→ Data provided
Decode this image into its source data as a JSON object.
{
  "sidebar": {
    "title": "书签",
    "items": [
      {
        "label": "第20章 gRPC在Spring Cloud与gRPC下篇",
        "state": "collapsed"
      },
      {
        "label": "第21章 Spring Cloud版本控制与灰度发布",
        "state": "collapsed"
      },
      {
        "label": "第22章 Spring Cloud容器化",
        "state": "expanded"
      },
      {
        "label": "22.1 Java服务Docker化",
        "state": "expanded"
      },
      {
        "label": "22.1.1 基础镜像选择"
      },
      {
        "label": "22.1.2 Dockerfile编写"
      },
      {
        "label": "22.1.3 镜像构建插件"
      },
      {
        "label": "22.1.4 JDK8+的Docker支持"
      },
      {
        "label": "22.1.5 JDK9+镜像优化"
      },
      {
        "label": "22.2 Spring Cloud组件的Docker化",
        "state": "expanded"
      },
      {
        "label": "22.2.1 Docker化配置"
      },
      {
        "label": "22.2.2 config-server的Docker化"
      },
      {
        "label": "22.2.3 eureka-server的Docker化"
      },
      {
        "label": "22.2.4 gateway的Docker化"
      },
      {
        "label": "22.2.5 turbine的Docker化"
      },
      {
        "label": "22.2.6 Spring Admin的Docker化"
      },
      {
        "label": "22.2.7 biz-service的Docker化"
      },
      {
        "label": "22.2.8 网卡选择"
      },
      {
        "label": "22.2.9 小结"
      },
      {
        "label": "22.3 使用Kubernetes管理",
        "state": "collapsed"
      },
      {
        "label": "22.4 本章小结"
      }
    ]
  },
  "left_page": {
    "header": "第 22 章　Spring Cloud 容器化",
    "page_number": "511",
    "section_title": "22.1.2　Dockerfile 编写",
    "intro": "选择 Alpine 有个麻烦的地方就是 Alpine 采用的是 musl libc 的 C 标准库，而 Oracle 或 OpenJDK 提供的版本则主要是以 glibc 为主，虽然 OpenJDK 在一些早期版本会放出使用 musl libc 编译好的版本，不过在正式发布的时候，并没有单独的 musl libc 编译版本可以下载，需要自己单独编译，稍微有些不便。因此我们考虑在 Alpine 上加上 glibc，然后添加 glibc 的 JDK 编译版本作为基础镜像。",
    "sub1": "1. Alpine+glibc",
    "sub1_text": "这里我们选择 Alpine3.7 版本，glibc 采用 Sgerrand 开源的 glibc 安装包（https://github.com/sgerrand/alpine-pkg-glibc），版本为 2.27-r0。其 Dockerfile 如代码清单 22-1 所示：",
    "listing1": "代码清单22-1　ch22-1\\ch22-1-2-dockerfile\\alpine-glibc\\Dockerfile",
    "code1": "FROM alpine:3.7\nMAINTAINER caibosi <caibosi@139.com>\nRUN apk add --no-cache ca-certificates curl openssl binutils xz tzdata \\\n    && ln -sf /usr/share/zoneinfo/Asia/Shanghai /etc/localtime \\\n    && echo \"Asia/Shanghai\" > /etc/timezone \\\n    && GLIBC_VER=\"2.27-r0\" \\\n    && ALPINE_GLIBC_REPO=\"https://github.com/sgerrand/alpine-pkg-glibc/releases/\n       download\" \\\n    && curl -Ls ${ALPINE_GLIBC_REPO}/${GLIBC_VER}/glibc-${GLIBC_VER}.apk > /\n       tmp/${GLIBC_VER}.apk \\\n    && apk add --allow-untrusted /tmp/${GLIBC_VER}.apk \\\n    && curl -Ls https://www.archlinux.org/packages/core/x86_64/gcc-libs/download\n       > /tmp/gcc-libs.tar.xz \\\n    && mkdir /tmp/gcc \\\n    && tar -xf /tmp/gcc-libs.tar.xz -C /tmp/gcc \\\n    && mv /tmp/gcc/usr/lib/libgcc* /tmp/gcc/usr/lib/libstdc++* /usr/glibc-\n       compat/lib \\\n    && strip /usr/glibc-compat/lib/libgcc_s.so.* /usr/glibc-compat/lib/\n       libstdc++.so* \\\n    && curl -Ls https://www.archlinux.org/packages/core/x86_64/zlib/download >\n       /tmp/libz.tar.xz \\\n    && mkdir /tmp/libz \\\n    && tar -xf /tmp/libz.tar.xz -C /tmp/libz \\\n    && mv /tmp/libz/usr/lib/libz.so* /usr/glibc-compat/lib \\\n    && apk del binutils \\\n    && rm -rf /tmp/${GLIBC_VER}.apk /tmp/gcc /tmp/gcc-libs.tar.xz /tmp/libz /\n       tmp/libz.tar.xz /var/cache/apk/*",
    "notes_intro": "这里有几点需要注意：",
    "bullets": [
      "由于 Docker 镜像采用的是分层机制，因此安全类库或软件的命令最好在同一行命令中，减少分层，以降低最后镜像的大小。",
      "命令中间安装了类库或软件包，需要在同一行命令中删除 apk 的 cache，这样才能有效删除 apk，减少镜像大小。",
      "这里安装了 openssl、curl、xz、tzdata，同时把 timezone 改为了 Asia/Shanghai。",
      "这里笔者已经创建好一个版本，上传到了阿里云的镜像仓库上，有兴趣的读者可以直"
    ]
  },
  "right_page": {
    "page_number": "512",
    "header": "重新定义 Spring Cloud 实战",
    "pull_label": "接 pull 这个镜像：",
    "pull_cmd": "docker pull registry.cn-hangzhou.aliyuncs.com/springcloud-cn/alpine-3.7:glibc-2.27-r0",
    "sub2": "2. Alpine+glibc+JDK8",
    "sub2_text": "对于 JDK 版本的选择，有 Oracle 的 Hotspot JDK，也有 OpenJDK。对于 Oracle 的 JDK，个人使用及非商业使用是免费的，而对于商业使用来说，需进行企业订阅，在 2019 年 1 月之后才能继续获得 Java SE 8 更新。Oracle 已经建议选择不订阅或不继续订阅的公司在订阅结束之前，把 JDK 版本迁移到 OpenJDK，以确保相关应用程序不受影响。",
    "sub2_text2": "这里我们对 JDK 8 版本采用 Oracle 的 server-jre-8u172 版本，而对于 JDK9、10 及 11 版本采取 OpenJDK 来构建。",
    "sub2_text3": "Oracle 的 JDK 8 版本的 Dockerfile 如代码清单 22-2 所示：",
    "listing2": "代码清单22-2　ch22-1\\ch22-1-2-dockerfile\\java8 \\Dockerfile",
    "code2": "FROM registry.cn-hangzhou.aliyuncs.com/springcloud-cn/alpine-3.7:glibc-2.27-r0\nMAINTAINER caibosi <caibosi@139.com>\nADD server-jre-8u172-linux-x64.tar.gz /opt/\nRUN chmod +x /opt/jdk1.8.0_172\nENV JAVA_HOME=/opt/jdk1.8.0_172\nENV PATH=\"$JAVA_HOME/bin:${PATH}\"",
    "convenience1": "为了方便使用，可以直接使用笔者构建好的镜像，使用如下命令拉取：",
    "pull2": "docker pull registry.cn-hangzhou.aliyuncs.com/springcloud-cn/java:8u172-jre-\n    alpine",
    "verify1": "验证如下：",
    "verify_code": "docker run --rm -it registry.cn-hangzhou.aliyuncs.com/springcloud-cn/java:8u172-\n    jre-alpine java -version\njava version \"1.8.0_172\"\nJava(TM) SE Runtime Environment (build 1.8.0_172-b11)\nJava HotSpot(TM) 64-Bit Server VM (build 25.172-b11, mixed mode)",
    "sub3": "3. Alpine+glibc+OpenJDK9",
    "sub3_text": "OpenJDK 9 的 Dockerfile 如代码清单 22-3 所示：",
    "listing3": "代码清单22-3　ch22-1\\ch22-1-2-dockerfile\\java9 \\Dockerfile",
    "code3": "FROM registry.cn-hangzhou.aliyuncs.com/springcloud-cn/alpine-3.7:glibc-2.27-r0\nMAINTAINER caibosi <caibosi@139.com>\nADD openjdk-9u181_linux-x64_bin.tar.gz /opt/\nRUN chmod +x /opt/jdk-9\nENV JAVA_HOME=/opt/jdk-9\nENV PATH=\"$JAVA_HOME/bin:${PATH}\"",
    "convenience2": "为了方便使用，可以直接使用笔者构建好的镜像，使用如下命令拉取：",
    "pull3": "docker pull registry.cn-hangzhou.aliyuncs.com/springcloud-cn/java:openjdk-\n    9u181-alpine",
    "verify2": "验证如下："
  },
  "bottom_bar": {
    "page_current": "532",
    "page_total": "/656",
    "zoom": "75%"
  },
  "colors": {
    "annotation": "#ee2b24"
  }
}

→ Brief
Set out every line from the material that contains the string "header".

→ Correct output
    "header": "第 22 章　Spring Cloud 容器化",
    "header": "重新定义 Spring Cloud 实战",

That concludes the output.